Reproduce exactly the line in which "Read all visible content and emit it as JSON." occurs and all the lines after it, ending with the last line.

Available data —
%%
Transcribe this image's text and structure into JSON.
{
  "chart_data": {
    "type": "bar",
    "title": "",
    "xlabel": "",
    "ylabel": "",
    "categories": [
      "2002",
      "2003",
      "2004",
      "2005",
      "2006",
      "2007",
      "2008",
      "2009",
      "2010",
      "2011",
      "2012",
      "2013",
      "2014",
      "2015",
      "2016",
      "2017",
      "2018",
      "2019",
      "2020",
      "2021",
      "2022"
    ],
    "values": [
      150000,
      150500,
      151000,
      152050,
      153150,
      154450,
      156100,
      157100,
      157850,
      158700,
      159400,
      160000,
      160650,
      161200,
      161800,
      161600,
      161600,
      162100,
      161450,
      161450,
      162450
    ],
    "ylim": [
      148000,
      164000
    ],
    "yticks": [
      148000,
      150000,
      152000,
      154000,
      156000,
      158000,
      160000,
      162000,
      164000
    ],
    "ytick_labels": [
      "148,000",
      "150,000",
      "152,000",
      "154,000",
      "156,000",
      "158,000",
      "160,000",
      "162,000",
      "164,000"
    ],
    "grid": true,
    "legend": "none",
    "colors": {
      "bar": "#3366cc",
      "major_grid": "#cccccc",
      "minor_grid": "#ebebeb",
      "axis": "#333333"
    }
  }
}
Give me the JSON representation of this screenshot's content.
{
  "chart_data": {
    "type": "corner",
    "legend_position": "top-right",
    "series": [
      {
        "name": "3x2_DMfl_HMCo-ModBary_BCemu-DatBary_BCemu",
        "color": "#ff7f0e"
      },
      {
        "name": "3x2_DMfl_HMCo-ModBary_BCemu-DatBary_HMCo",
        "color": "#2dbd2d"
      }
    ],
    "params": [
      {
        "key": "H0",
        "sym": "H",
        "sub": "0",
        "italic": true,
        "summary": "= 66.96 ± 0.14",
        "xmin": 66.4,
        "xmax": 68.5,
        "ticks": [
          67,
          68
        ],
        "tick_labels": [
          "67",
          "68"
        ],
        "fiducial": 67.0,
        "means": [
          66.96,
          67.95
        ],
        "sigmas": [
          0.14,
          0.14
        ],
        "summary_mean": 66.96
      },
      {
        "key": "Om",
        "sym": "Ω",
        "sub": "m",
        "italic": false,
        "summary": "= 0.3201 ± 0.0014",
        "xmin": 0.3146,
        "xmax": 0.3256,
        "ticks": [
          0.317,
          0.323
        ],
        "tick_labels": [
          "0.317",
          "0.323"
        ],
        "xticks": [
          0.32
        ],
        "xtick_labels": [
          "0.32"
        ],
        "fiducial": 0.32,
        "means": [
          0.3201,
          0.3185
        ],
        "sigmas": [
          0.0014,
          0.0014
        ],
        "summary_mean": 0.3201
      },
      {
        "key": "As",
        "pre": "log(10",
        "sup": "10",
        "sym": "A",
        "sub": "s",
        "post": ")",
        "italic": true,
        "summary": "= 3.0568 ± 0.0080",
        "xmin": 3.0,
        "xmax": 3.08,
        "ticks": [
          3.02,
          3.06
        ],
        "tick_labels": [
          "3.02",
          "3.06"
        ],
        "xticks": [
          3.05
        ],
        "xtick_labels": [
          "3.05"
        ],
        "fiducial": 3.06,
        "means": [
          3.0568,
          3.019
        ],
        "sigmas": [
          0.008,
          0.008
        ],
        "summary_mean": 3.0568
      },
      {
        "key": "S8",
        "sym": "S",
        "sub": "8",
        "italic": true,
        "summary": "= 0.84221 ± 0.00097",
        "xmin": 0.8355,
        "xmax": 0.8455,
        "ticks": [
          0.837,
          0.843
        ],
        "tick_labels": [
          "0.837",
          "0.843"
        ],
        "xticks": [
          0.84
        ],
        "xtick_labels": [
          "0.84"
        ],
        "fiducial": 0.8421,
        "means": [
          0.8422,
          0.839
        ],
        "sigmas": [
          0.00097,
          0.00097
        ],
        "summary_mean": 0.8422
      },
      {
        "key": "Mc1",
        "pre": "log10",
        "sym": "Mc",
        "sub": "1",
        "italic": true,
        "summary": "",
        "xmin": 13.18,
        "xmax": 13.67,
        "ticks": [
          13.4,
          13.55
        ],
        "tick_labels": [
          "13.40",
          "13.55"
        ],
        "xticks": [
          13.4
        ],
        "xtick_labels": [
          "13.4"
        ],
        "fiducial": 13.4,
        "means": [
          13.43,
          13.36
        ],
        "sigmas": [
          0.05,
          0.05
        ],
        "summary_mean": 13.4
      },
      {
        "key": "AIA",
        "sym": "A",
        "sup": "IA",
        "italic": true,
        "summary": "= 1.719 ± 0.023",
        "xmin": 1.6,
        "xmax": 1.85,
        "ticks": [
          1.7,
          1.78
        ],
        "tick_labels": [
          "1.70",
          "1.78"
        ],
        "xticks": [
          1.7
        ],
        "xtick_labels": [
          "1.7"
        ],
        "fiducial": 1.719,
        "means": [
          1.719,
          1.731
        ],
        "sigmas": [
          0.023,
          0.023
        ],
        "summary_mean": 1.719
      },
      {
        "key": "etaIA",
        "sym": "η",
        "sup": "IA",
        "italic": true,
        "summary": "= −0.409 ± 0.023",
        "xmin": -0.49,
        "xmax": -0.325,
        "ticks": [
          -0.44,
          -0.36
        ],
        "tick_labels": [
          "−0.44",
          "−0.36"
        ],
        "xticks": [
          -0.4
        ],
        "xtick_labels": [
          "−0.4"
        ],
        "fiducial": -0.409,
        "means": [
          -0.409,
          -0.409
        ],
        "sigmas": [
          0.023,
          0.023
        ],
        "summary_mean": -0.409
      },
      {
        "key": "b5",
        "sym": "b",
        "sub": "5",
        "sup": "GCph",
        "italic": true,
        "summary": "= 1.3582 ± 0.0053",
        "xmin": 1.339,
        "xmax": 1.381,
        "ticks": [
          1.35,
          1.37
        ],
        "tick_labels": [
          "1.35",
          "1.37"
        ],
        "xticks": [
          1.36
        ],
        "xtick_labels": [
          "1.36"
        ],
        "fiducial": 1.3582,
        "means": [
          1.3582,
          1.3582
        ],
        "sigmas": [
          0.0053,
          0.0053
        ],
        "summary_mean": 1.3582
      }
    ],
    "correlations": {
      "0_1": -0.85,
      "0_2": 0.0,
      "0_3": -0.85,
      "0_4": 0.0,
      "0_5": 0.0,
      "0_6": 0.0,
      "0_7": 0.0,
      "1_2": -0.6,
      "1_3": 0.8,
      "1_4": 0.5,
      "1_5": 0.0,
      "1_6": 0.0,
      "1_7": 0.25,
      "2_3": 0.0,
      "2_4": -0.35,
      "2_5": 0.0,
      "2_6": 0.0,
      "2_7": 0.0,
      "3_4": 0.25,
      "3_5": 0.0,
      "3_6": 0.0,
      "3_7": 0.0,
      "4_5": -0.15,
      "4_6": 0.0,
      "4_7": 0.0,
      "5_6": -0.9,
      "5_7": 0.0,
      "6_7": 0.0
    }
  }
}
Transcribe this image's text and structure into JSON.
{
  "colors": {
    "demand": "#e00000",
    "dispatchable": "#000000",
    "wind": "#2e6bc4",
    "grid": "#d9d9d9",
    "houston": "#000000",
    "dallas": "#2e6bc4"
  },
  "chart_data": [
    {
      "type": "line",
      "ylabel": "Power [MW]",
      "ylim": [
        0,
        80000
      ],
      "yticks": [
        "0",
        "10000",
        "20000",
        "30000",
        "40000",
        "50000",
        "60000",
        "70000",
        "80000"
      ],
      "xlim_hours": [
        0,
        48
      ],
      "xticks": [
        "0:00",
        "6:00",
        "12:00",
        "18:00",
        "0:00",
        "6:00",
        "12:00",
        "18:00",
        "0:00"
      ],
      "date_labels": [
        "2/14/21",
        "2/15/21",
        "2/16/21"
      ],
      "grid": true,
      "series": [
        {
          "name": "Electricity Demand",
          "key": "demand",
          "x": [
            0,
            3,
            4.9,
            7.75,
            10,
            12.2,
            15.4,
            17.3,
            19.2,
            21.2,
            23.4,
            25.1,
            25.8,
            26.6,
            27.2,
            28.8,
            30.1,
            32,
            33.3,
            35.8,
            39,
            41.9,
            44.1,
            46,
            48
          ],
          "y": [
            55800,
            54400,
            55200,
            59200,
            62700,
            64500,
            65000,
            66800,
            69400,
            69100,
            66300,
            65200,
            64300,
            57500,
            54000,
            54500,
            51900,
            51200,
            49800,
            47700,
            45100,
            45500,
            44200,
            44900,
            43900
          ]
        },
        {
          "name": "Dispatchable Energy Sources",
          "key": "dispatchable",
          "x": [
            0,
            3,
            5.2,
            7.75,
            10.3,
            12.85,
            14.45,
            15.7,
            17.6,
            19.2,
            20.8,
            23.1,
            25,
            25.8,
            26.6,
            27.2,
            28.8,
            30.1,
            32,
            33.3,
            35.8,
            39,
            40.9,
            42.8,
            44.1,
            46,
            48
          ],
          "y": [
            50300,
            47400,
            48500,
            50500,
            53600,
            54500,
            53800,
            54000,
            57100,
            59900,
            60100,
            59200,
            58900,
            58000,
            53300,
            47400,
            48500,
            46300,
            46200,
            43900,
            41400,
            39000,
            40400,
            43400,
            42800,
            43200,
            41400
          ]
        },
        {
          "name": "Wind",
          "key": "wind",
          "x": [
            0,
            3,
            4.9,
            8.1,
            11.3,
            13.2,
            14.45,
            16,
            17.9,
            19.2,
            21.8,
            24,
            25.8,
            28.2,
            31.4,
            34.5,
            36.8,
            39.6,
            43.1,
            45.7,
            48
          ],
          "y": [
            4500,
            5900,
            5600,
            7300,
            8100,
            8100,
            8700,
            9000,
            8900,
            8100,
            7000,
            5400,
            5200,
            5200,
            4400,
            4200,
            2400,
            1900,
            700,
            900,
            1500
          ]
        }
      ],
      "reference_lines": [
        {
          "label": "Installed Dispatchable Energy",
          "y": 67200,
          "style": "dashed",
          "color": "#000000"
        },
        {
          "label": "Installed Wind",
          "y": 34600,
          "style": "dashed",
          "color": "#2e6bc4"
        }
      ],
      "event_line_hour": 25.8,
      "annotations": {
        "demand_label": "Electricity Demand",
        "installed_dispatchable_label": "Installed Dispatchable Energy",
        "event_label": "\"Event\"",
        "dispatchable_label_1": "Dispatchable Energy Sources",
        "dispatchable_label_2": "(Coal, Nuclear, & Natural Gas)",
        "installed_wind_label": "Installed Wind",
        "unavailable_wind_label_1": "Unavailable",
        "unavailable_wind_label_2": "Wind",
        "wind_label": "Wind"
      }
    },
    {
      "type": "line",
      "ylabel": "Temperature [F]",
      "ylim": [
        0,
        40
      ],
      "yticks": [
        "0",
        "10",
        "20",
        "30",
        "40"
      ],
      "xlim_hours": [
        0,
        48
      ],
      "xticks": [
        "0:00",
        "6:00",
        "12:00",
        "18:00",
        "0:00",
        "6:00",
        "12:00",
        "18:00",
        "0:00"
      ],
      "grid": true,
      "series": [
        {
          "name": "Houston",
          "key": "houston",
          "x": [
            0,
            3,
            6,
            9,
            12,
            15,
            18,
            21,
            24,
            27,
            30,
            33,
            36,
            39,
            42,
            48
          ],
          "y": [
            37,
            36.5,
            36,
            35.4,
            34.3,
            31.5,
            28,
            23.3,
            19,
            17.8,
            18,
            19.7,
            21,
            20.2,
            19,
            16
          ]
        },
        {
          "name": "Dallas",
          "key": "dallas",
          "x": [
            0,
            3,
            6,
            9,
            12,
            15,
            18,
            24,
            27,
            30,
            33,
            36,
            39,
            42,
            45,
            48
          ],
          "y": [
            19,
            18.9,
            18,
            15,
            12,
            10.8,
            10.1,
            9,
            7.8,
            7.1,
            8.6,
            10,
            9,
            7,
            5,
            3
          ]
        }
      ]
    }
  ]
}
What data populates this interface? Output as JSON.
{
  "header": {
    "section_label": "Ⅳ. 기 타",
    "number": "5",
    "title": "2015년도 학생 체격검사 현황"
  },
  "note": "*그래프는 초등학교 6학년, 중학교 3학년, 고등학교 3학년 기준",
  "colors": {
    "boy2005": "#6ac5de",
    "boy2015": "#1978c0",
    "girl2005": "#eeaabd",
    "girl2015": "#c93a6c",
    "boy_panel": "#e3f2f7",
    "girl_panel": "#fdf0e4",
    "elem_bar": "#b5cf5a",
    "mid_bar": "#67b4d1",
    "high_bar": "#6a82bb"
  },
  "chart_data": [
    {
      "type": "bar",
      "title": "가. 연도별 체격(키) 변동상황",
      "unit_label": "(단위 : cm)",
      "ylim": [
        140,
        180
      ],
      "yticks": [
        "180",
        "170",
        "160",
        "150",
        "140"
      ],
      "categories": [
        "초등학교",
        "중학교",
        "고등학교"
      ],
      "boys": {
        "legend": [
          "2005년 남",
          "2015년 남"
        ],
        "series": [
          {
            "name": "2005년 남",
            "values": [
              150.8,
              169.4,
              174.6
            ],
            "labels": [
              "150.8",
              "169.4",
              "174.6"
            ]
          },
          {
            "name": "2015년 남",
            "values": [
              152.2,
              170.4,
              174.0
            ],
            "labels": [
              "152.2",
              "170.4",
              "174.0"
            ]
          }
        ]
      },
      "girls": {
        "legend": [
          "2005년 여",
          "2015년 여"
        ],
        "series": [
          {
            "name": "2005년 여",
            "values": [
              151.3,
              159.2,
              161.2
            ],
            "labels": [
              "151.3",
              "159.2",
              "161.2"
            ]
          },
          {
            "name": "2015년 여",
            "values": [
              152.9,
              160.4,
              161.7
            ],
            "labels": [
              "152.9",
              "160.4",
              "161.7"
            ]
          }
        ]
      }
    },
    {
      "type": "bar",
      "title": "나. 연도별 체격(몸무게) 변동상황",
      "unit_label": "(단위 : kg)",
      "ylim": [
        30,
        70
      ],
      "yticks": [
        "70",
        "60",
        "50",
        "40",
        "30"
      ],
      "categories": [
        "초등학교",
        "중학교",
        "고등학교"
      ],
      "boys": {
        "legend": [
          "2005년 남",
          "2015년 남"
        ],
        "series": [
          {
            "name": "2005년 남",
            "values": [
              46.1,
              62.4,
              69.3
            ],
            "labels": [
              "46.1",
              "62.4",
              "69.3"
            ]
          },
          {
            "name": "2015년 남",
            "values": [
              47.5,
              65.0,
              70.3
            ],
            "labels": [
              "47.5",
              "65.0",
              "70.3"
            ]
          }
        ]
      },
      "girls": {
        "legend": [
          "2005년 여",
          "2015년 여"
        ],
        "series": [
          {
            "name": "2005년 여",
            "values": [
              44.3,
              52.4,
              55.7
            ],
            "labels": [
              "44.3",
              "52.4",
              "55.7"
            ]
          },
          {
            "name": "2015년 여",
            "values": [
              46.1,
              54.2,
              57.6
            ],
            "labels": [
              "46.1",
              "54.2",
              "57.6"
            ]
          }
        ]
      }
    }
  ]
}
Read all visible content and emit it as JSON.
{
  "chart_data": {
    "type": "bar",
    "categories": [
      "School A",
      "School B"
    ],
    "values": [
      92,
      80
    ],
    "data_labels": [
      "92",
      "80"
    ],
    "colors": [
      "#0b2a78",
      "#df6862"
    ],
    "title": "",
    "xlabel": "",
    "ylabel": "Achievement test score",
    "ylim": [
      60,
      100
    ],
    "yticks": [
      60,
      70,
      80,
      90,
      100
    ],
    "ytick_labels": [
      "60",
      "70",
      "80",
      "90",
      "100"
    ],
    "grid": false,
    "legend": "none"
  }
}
%%
Finished answer —
Read all visible content and emit it as JSON.
{
  "chart_data": {
    "type": "bar",
    "categories": [
      "School A",
      "School B"
    ],
    "values": [
      92,
      80
    ],
    "data_labels": [
      "92",
      "80"
    ],
    "colors": [
      "#0b2a78",
      "#df6862"
    ],
    "title": "",
    "xlabel": "",
    "ylabel": "Achievement test score",
    "ylim": [
      60,
      100
    ],
    "yticks": [
      60,
      70,
      80,
      90,
      100
    ],
    "ytick_labels": [
      "60",
      "70",
      "80",
      "90",
      "100"
    ],
    "grid": false,
    "legend": "none"
  }
}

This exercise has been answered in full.